++++ Trecho selecionado ++++

Piketty 2.0, impostos progressivos e reforma tributária no Brasil pós-coronavírus por Celia Kerstenetzky e Fabio Waltenberg publicado por CEDE (2020).
“Capital e Ideologia: uma síntese
Em seu mais recente livro, Capital et Idéologie, o economista francês Thomas Piketty faz um inventário histórico de sociedades desiguais e da força de discursos e instituições que tratavam (como ainda tratam) de defender e justificar as desigualdades econômicas, políticas e sociais então (e ainda hoje) vigentes. Mostra além disso como crises agudas e profundas, como as grandes guerras no século 20, ao exporem a disfuncionalidade de várias desigualdades, trouxeram à tona temas antes interditados por serem vistos como excêntricos ou perigosos – como o sufrágio universal, o imposto de renda progressivo ou impostos excepcionais sobre a riqueza. Estes, em seu tempo, ao se traduzirem em políticas concretas, acabaram normalizados e aceitos como legítimos.
Apoiado nos melhores dados disponíveis de diferentes países, obtidos a partir de um considerável esforço de combinação de fontes por dezenas de colaboradores, o autor documenta a evolução das desigualdades no último século e meio. Um fato contudo se destaca. Da Revolução Conservadora dos anos 1980 para cá, período que classifica de hipercapitalismo, houve uma explosão na distância, medida em riqueza e renda, entre o décimo mais abastado da população (especialmente o centésimo mais rico) e os demais (principalmente os 50% mais pobres). O fenômeno, observado nos países centrais – de modo mais intenso nos Estados Unidos, mas também na Europa -, aproximou o mundo atual das desigualdades extremas do final do século 19 e início do século 20. Países menos desenvolvidos ou estagnaram em níveis elevados de desigualdades ou a viram aumentar também. Desnecessário dizer que o Brasil figura entre os mais desiguais, superado apenas pelos países ricos em petróleo do Oriente Médio.

++++ Material fornecido ++++

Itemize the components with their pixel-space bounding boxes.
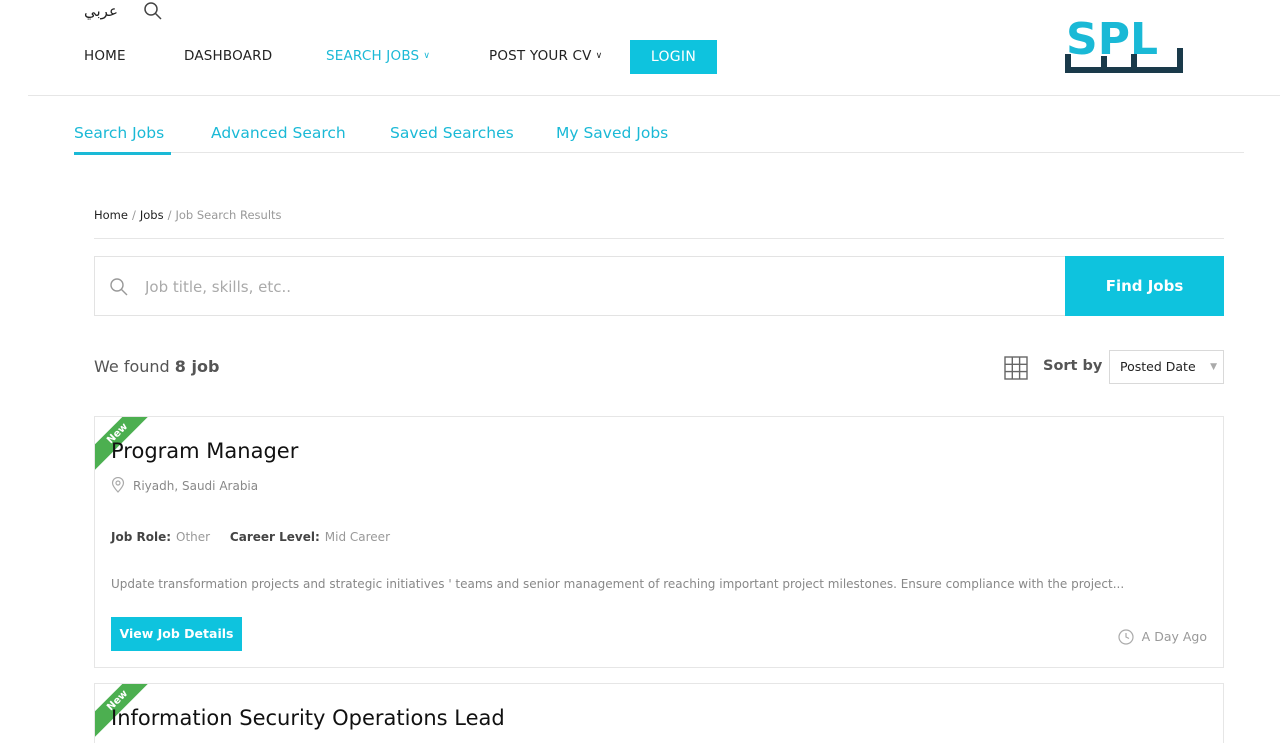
job-meta: Job Role: Other Career Level: Mid Career (111, 530, 406, 544)
top-header: عربي HOME DASHBOARD SEARCH JOBS ∨ POST YO… (0, 0, 1280, 96)
search-icon[interactable] (143, 1, 163, 21)
view-job-details-button[interactable]: View Job Details (111, 617, 242, 651)
nav-post-your-cv[interactable]: POST YOUR CV ∨ (489, 48, 602, 64)
posted-time-text: A Day Ago (1141, 629, 1207, 644)
nav-dashboard-label: DASHBOARD (184, 48, 273, 64)
tab-saved-searches[interactable]: Saved Searches (390, 124, 514, 142)
language-switch-link[interactable]: عربي (84, 2, 118, 20)
nav-home[interactable]: HOME (84, 48, 126, 64)
subnav-divider (74, 152, 1244, 153)
job-role-value: Other (176, 530, 211, 544)
results-count: We found 8 job (94, 357, 219, 376)
chevron-down-icon: ∨ (595, 51, 603, 61)
search-icon (110, 278, 128, 296)
breadcrumb-current: Job Search Results (175, 208, 282, 222)
breadcrumb: Home / Jobs / Job Search Results (94, 208, 282, 222)
nav-search-jobs-label: SEARCH JOBS (326, 48, 420, 64)
job-search-input[interactable] (143, 267, 1043, 307)
nav-search-jobs[interactable]: SEARCH JOBS ∨ (326, 48, 430, 64)
grid-view-icon[interactable] (1004, 356, 1028, 380)
spl-logo[interactable]: SPL (1064, 8, 1184, 78)
active-tab-underline (74, 152, 171, 155)
tab-search-jobs[interactable]: Search Jobs (74, 124, 164, 142)
sort-by-label: Sort by (1043, 358, 1103, 374)
tab-my-saved-jobs[interactable]: My Saved Jobs (556, 124, 668, 142)
sort-by-value: Posted Date (1120, 359, 1196, 374)
job-description: Update transformation projects and strat… (111, 577, 1125, 591)
breadcrumb-jobs[interactable]: Jobs (140, 208, 164, 222)
nav-dashboard[interactable]: DASHBOARD (184, 48, 272, 64)
nav-post-cv-label: POST YOUR CV (489, 48, 592, 64)
breadcrumb-divider (94, 238, 1224, 239)
job-card: New Information Security Operations Lead (94, 683, 1224, 743)
tab-advanced-search[interactable]: Advanced Search (211, 124, 346, 142)
find-jobs-button[interactable]: Find Jobs (1065, 256, 1224, 316)
results-count-prefix: We found (94, 357, 170, 376)
career-level-value: Mid Career (324, 530, 391, 544)
job-location: Riyadh, Saudi Arabia (111, 476, 259, 493)
login-button[interactable]: LOGIN (630, 40, 717, 74)
job-role-label: Job Role: (111, 530, 172, 544)
breadcrumb-separator: / (131, 208, 136, 222)
posted-time: A Day Ago (1118, 629, 1207, 645)
sort-by-select[interactable]: Posted Date ▼ (1109, 350, 1224, 384)
job-title[interactable]: Information Security Operations Lead (111, 706, 505, 730)
header-divider (28, 95, 1280, 96)
job-title[interactable]: Program Manager (111, 439, 298, 463)
clock-icon (1118, 629, 1134, 645)
breadcrumb-home[interactable]: Home (94, 208, 128, 222)
job-location-text: Riyadh, Saudi Arabia (133, 479, 259, 493)
location-pin-icon (111, 476, 125, 493)
results-count-value: 8 job (174, 357, 220, 376)
job-search-box (94, 256, 1066, 316)
caret-down-icon: ▼ (1210, 362, 1217, 372)
breadcrumb-separator: / (167, 208, 172, 222)
job-card: New Program Manager Riyadh, Saudi Arabia… (94, 416, 1224, 668)
career-level-label: Career Level: (229, 530, 320, 544)
nav-home-label: HOME (84, 48, 126, 64)
chevron-down-icon: ∨ (423, 51, 431, 61)
svg-text:SPL: SPL (1066, 14, 1158, 65)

++++

» **Lista de tarefas**:
1. Segundo o trecho selecionado, que nome o autor dá ao período iniciado com a Revolução Conservadora dos anos 1980?
2. Nas entradas, comece na linha que contém "job-meta: Job Role: Other" e pare depois da linha que contém "breadcrumb-current: Job Search". Por favor, expresse essas linhas como uma lista JSON de strings, uma para cada linha, sem as linhas em branco.

» **Respostas do exercício**:
1. Hipercapitalismo.

2.
[
  "job-meta: Job Role: Other Career Level: Mid Career (111, 530, 406, 544)",
  "top-header: عربي HOME DASHBOARD SEARCH JOBS ∨ POST YO… (0, 0, 1280, 96)",
  "search-icon[interactable] (143, 1, 163, 21)",
  "view-job-details-button[interactable]: View Job Details (111, 617, 242, 651)",
  "nav-post-your-cv[interactable]: POST YOUR CV ∨ (489, 48, 602, 64)",
  "posted-time-text: A Day Ago (1141, 629, 1207, 644)",
  "nav-dashboard-label: DASHBOARD (184, 48, 273, 64)",
  "tab-saved-searches[interactable]: Saved Searches (390, 124, 514, 142)",
  "language-switch-link[interactable]: عربي (84, 2, 118, 20)",
  "nav-home[interactable]: HOME (84, 48, 126, 64)",
  "subnav-divider (74, 152, 1244, 153)",
  "job-role-value: Other (176, 530, 211, 544)",
  "results-count: We found 8 job (94, 357, 219, 376)",
  "chevron-down-icon: ∨ (595, 51, 603, 61)",
  "search-icon (110, 278, 128, 296)",
  "breadcrumb-current: Job Search Results (175, 208, 282, 222)"
]